::: RECORDS SHOWN

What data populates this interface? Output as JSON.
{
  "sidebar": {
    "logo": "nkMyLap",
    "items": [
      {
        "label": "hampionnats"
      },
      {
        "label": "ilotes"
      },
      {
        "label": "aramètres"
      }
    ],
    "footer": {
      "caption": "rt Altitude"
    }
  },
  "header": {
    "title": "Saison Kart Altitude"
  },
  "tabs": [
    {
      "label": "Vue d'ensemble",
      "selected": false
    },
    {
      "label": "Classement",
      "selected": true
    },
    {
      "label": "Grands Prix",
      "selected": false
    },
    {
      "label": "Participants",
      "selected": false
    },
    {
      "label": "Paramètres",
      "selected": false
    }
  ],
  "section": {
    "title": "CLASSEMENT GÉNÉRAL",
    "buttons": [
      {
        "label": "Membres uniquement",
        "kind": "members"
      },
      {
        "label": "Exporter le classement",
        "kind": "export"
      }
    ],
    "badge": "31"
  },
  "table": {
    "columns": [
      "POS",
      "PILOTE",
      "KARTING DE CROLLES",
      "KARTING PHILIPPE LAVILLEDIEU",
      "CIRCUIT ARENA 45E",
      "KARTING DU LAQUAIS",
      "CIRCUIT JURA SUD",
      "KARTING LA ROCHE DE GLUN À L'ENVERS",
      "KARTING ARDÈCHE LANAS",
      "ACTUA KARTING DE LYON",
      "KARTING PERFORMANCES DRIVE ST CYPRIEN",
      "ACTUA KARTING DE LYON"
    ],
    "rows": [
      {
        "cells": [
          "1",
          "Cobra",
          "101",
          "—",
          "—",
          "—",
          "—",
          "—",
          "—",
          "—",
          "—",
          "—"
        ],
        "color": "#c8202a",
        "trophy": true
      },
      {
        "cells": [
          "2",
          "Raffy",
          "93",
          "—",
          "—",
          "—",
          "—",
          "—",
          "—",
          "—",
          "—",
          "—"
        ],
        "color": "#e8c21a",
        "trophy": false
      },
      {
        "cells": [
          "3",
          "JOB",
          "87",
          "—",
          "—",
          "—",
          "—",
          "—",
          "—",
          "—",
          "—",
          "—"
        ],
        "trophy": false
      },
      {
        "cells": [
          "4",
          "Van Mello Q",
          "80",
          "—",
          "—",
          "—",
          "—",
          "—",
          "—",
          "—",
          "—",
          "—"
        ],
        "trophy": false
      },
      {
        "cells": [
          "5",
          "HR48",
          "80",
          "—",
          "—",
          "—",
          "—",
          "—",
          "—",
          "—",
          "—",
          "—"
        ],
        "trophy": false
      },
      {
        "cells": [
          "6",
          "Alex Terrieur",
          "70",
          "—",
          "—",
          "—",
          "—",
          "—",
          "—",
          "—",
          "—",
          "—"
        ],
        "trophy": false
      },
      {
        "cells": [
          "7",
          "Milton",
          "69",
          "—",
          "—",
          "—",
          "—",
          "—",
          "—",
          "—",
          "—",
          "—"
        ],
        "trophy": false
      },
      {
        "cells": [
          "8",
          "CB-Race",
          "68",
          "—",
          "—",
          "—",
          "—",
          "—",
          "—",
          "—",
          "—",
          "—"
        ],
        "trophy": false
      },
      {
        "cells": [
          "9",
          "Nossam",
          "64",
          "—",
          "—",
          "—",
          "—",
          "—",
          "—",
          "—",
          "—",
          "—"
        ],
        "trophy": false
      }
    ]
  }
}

::::::

Reproduce the records above exactly as they appear.

What data populates this interface? Output as JSON.
{
  "sidebar": {
    "logo": "nkMyLap",
    "items": [
      {
        "label": "hampionnats"
      },
      {
        "label": "ilotes"
      },
      {
        "label": "aramètres"
      }
    ],
    "footer": {
      "caption": "rt Altitude"
    }
  },
  "header": {
    "title": "Saison Kart Altitude"
  },
  "tabs": [
    {
      "label": "Vue d'ensemble",
      "selected": false
    },
    {
      "label": "Classement",
      "selected": true
    },
    {
      "label": "Grands Prix",
      "selected": false
    },
    {
      "label": "Participants",
      "selected": false
    },
    {
      "label": "Paramètres",
      "selected": false
    }
  ],
  "section": {
    "title": "CLASSEMENT GÉNÉRAL",
    "buttons": [
      {
        "label": "Membres uniquement",
        "kind": "members"
      },
      {
        "label": "Exporter le classement",
        "kind": "export"
      }
    ],
    "badge": "31"
  },
  "table": {
    "columns": [
      "POS",
      "PILOTE",
      "KARTING DE CROLLES",
      "KARTING PHILIPPE LAVILLEDIEU",
      "CIRCUIT ARENA 45E",
      "KARTING DU LAQUAIS",
      "CIRCUIT JURA SUD",
      "KARTING LA ROCHE DE GLUN À L'ENVERS",
      "KARTING ARDÈCHE LANAS",
      "ACTUA KARTING DE LYON",
      "KARTING PERFORMANCES DRIVE ST CYPRIEN",
      "ACTUA KARTING DE LYON"
    ],
    "rows": [
      {
        "cells": [
          "1",
          "Cobra",
          "101",
          "—",
          "—",
          "—",
          "—",
          "—",
          "—",
          "—",
          "—",
          "—"
        ],
        "color": "#c8202a",
        "trophy": true
      },
      {
        "cells": [
          "2",
          "Raffy",
          "93",
          "—",
          "—",
          "—",
          "—",
          "—",
          "—",
          "—",
          "—",
          "—"
        ],
        "color": "#e8c21a",
        "trophy": false
      },
      {
        "cells": [
          "3",
          "JOB",
          "87",
          "—",
          "—",
          "—",
          "—",
          "—",
          "—",
          "—",
          "—",
          "—"
        ],
        "trophy": false
      },
      {
        "cells": [
          "4",
          "Van Mello Q",
          "80",
          "—",
          "—",
          "—",
          "—",
          "—",
          "—",
          "—",
          "—",
          "—"
        ],
        "trophy": false
      },
      {
        "cells": [
          "5",
          "HR48",
          "80",
          "—",
          "—",
          "—",
          "—",
          "—",
          "—",
          "—",
          "—",
          "—"
        ],
        "trophy": false
      },
      {
        "cells": [
          "6",
          "Alex Terrieur",
          "70",
          "—",
          "—",
          "—",
          "—",
          "—",
          "—",
          "—",
          "—",
          "—"
        ],
        "trophy": false
      },
      {
        "cells": [
          "7",
          "Milton",
          "69",
          "—",
          "—",
          "—",
          "—",
          "—",
          "—",
          "—",
          "—",
          "—"
        ],
        "trophy": false
      },
      {
        "cells": [
          "8",
          "CB-Race",
          "68",
          "—",
          "—",
          "—",
          "—",
          "—",
          "—",
          "—",
          "—",
          "—"
        ],
        "trophy": false
      },
      {
        "cells": [
          "9",
          "Nossam",
          "64",
          "—",
          "—",
          "—",
          "—",
          "—",
          "—",
          "—",
          "—",
          "—"
        ],
        "trophy": false
      }
    ]
  }
}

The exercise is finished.